*What to work on:*
Can you give all the records again without altering a single character?

*Excerpted data:*
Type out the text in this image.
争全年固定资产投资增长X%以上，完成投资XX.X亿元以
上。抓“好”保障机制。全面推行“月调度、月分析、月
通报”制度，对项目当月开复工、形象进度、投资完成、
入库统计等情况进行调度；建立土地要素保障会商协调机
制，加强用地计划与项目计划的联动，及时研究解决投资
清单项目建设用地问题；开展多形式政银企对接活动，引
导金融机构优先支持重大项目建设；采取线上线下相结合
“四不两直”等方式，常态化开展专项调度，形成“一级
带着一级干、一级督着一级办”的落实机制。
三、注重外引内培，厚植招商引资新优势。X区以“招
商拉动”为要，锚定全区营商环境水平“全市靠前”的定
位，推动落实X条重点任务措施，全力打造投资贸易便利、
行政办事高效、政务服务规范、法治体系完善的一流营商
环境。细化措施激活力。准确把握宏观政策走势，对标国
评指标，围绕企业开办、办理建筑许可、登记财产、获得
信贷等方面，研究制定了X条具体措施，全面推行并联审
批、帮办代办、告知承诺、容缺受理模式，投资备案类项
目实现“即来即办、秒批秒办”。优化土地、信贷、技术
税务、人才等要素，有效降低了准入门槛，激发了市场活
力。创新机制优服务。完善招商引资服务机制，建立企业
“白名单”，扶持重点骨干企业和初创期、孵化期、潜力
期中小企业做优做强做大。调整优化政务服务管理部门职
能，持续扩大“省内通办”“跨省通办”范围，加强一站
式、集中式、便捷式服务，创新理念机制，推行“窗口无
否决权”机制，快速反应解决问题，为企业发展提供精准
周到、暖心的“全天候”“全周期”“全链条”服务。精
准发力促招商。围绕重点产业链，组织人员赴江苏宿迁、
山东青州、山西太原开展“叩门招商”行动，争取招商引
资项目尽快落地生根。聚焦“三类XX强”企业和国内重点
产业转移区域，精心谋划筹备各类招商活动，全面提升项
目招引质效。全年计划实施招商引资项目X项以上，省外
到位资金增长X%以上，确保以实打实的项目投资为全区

*Task result:*
Type out the text in this image.
争全年固定资产投资增长X%以上，完成投资XX.X亿元以
上。抓“好”保障机制。全面推行“月调度、月分析、月
通报”制度，对项目当月开复工、形象进度、投资完成、
入库统计等情况进行调度；建立土地要素保障会商协调机
制，加强用地计划与项目计划的联动，及时研究解决投资
清单项目建设用地问题；开展多形式政银企对接活动，引
导金融机构优先支持重大项目建设；采取线上线下相结合
“四不两直”等方式，常态化开展专项调度，形成“一级
带着一级干、一级督着一级办”的落实机制。
三、注重外引内培，厚植招商引资新优势。X区以“招
商拉动”为要，锚定全区营商环境水平“全市靠前”的定
位，推动落实X条重点任务措施，全力打造投资贸易便利、
行政办事高效、政务服务规范、法治体系完善的一流营商
环境。细化措施激活力。准确把握宏观政策走势，对标国
评指标，围绕企业开办、办理建筑许可、登记财产、获得
信贷等方面，研究制定了X条具体措施，全面推行并联审
批、帮办代办、告知承诺、容缺受理模式，投资备案类项
目实现“即来即办、秒批秒办”。优化土地、信贷、技术
税务、人才等要素，有效降低了准入门槛，激发了市场活
力。创新机制优服务。完善招商引资服务机制，建立企业
“白名单”，扶持重点骨干企业和初创期、孵化期、潜力
期中小企业做优做强做大。调整优化政务服务管理部门职
能，持续扩大“省内通办”“跨省通办”范围，加强一站
式、集中式、便捷式服务，创新理念机制，推行“窗口无
否决权”机制，快速反应解决问题，为企业发展提供精准
周到、暖心的“全天候”“全周期”“全链条”服务。精
准发力促招商。围绕重点产业链，组织人员赴江苏宿迁、
山东青州、山西太原开展“叩门招商”行动，争取招商引
资项目尽快落地生根。聚焦“三类XX强”企业和国内重点
产业转移区域，精心谋划筹备各类招商活动，全面提升项
目招引质效。全年计划实施招商引资项目X项以上，省外
到位资金增长X%以上，确保以实打实的项目投资为全区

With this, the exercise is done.